- Task objective
Go through each line of the records below and count those with the word "plays". Give only the count.

- Data for this task
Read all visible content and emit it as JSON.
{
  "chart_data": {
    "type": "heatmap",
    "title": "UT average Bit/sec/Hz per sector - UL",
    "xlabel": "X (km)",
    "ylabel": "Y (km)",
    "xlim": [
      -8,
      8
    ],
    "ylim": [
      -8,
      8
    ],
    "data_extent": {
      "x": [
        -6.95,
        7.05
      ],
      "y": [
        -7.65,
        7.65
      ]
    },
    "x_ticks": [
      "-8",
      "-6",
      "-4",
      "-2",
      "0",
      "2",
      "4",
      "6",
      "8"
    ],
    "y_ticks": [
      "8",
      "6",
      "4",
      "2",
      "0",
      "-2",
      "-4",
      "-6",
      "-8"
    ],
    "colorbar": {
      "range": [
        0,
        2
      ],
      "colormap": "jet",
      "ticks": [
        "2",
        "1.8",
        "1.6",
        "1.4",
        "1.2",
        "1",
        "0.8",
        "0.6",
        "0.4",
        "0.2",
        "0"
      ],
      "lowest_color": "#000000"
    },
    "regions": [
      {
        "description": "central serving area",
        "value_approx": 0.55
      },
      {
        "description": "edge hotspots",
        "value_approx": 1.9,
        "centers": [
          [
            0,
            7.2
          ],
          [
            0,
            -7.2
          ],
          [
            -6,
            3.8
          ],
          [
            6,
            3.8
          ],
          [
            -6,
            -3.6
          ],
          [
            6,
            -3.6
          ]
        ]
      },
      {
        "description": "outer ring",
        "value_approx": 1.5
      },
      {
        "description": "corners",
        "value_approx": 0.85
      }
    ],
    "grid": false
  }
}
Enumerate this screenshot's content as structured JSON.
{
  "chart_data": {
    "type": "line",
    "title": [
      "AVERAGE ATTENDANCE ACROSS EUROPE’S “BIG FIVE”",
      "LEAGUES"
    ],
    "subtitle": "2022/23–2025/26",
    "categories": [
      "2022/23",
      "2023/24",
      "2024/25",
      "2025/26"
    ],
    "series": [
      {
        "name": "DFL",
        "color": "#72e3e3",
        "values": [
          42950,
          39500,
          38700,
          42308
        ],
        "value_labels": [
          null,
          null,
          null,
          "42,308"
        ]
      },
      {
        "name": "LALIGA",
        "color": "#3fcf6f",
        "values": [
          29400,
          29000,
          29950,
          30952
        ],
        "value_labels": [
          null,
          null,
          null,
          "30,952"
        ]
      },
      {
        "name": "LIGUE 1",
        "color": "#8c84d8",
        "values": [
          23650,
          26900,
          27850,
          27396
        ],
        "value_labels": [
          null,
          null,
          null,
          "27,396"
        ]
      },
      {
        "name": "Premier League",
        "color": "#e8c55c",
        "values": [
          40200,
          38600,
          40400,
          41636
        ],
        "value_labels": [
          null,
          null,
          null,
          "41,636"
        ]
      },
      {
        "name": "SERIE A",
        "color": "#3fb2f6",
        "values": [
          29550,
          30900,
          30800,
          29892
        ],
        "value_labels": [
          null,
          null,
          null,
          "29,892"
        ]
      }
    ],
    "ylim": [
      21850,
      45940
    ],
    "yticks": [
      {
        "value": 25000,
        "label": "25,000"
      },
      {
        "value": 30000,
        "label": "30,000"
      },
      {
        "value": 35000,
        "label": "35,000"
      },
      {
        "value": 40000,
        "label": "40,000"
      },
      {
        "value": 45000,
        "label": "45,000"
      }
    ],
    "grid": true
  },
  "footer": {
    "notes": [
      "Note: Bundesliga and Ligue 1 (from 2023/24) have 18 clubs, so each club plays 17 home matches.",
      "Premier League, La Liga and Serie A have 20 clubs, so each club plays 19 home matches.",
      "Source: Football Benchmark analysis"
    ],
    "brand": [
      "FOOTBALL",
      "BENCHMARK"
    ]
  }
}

- Full answer
2